# Requirements
Exact reproduction of the data is required, with images excluded.

--- Start of Supplied records ---

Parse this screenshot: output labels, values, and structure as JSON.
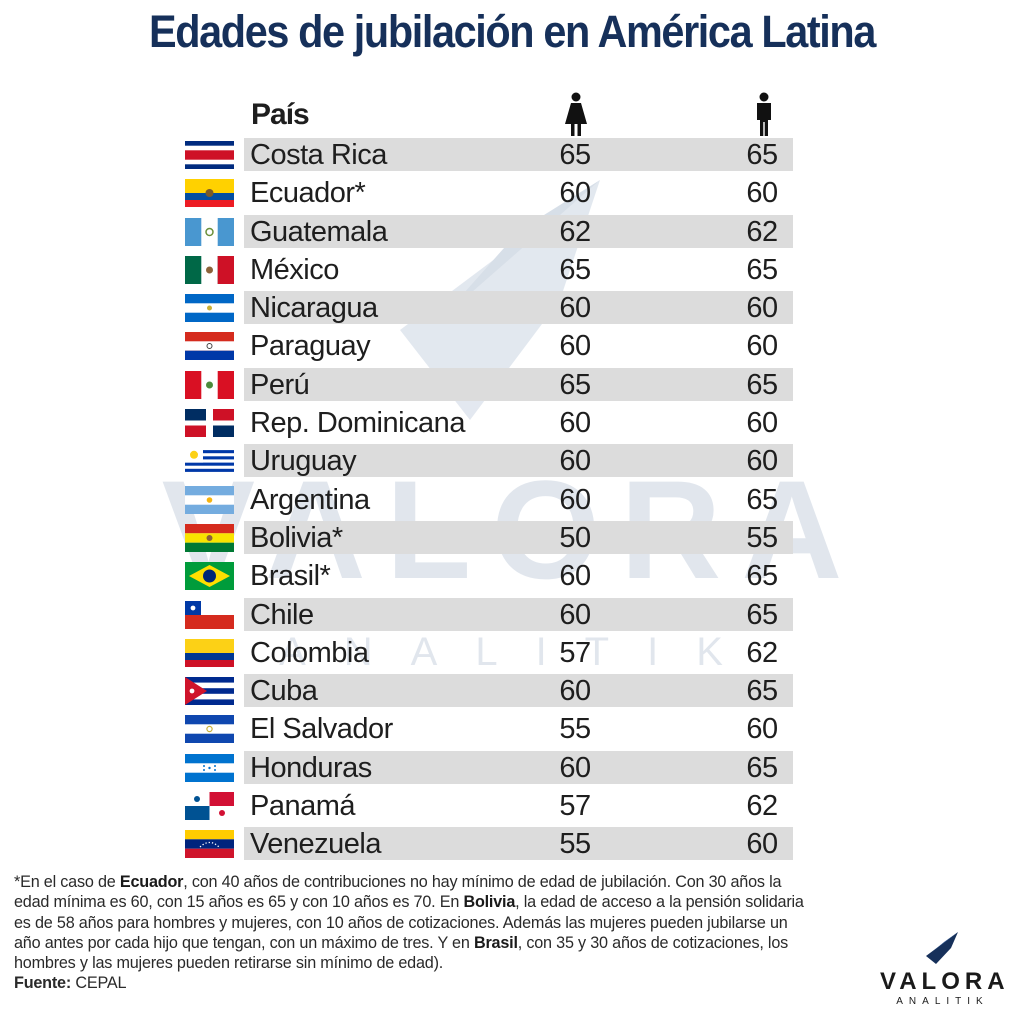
{
  "title": "Edades de jubilación en América Latina",
  "watermark": {
    "word": "VALORA",
    "sub": "ANALITIK"
  },
  "chart_data": {
    "type": "table",
    "title": "Edades de jubilación en América Latina",
    "columns": [
      "País",
      "female-icon",
      "male-icon"
    ],
    "column_header": "País",
    "rows": [
      {
        "country": "Costa Rica",
        "flag": "costa-rica-flag",
        "women": 65,
        "men": 65
      },
      {
        "country": "Ecuador*",
        "flag": "ecuador-flag",
        "women": 60,
        "men": 60
      },
      {
        "country": "Guatemala",
        "flag": "guatemala-flag",
        "women": 62,
        "men": 62
      },
      {
        "country": "México",
        "flag": "mexico-flag",
        "women": 65,
        "men": 65
      },
      {
        "country": "Nicaragua",
        "flag": "nicaragua-flag",
        "women": 60,
        "men": 60
      },
      {
        "country": "Paraguay",
        "flag": "paraguay-flag",
        "women": 60,
        "men": 60
      },
      {
        "country": "Perú",
        "flag": "peru-flag",
        "women": 65,
        "men": 65
      },
      {
        "country": "Rep. Dominicana",
        "flag": "dominican-republic-flag",
        "women": 60,
        "men": 60
      },
      {
        "country": "Uruguay",
        "flag": "uruguay-flag",
        "women": 60,
        "men": 60
      },
      {
        "country": "Argentina",
        "flag": "argentina-flag",
        "women": 60,
        "men": 65
      },
      {
        "country": "Bolivia*",
        "flag": "bolivia-flag",
        "women": 50,
        "men": 55
      },
      {
        "country": "Brasil*",
        "flag": "brazil-flag",
        "women": 60,
        "men": 65
      },
      {
        "country": "Chile",
        "flag": "chile-flag",
        "women": 60,
        "men": 65
      },
      {
        "country": "Colombia",
        "flag": "colombia-flag",
        "women": 57,
        "men": 62
      },
      {
        "country": "Cuba",
        "flag": "cuba-flag",
        "women": 60,
        "men": 65
      },
      {
        "country": "El Salvador",
        "flag": "el-salvador-flag",
        "women": 55,
        "men": 60
      },
      {
        "country": "Honduras",
        "flag": "honduras-flag",
        "women": 60,
        "men": 65
      },
      {
        "country": "Panamá",
        "flag": "panama-flag",
        "women": 57,
        "men": 62
      },
      {
        "country": "Venezuela",
        "flag": "venezuela-flag",
        "women": 55,
        "men": 60
      }
    ]
  },
  "note": {
    "p1": "*En el caso de ",
    "b1": "Ecuador",
    "p2": ", con 40 años de contribuciones no hay mínimo de edad de jubilación. Con 30 años la edad mínima es 60, con 15 años es 65 y con 10 años es 70. En ",
    "b2": "Bolivia",
    "p3": ", la edad de acceso a la pensión solidaria es de 58 años para hombres y mujeres, con 10 años de cotizaciones. Además las mujeres pueden jubilarse un año antes por cada hijo que tengan, con un máximo de tres. Y en ",
    "b3": "Brasil",
    "p4": ", con 35 y 30 años de cotizaciones, los hombres y las mujeres pueden retirarse sin mínimo de edad)."
  },
  "source": {
    "label": "Fuente:",
    "value": "CEPAL"
  },
  "logo": {
    "name": "VALORA",
    "sub": "ANALITIK"
  },
  "colors": {
    "title": "#16305a",
    "band": "#dcdcdc",
    "watermark": "#c9d3e0"
  }
}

--- End of Supplied records ---

# Correct response
Parse this screenshot: output labels, values, and structure as JSON.
{
  "title": "Edades de jubilación en América Latina",
  "watermark": {
    "word": "VALORA",
    "sub": "ANALITIK"
  },
  "chart_data": {
    "type": "table",
    "title": "Edades de jubilación en América Latina",
    "columns": [
      "País",
      "female-icon",
      "male-icon"
    ],
    "column_header": "País",
    "rows": [
      {
        "country": "Costa Rica",
        "flag": "costa-rica-flag",
        "women": 65,
        "men": 65
      },
      {
        "country": "Ecuador*",
        "flag": "ecuador-flag",
        "women": 60,
        "men": 60
      },
      {
        "country": "Guatemala",
        "flag": "guatemala-flag",
        "women": 62,
        "men": 62
      },
      {
        "country": "México",
        "flag": "mexico-flag",
        "women": 65,
        "men": 65
      },
      {
        "country": "Nicaragua",
        "flag": "nicaragua-flag",
        "women": 60,
        "men": 60
      },
      {
        "country": "Paraguay",
        "flag": "paraguay-flag",
        "women": 60,
        "men": 60
      },
      {
        "country": "Perú",
        "flag": "peru-flag",
        "women": 65,
        "men": 65
      },
      {
        "country": "Rep. Dominicana",
        "flag": "dominican-republic-flag",
        "women": 60,
        "men": 60
      },
      {
        "country": "Uruguay",
        "flag": "uruguay-flag",
        "women": 60,
        "men": 60
      },
      {
        "country": "Argentina",
        "flag": "argentina-flag",
        "women": 60,
        "men": 65
      },
      {
        "country": "Bolivia*",
        "flag": "bolivia-flag",
        "women": 50,
        "men": 55
      },
      {
        "country": "Brasil*",
        "flag": "brazil-flag",
        "women": 60,
        "men": 65
      },
      {
        "country": "Chile",
        "flag": "chile-flag",
        "women": 60,
        "men": 65
      },
      {
        "country": "Colombia",
        "flag": "colombia-flag",
        "women": 57,
        "men": 62
      },
      {
        "country": "Cuba",
        "flag": "cuba-flag",
        "women": 60,
        "men": 65
      },
      {
        "country": "El Salvador",
        "flag": "el-salvador-flag",
        "women": 55,
        "men": 60
      },
      {
        "country": "Honduras",
        "flag": "honduras-flag",
        "women": 60,
        "men": 65
      },
      {
        "country": "Panamá",
        "flag": "panama-flag",
        "women": 57,
        "men": 62
      },
      {
        "country": "Venezuela",
        "flag": "venezuela-flag",
        "women": 55,
        "men": 60
      }
    ]
  },
  "note": {
    "p1": "*En el caso de ",
    "b1": "Ecuador",
    "p2": ", con 40 años de contribuciones no hay mínimo de edad de jubilación. Con 30 años la edad mínima es 60, con 15 años es 65 y con 10 años es 70. En ",
    "b2": "Bolivia",
    "p3": ", la edad de acceso a la pensión solidaria es de 58 años para hombres y mujeres, con 10 años de cotizaciones. Además las mujeres pueden jubilarse un año antes por cada hijo que tengan, con un máximo de tres. Y en ",
    "b3": "Brasil",
    "p4": ", con 35 y 30 años de cotizaciones, los hombres y las mujeres pueden retirarse sin mínimo de edad)."
  },
  "source": {
    "label": "Fuente:",
    "value": "CEPAL"
  },
  "logo": {
    "name": "VALORA",
    "sub": "ANALITIK"
  },
  "colors": {
    "title": "#16305a",
    "band": "#dcdcdc",
    "watermark": "#c9d3e0"
  }
}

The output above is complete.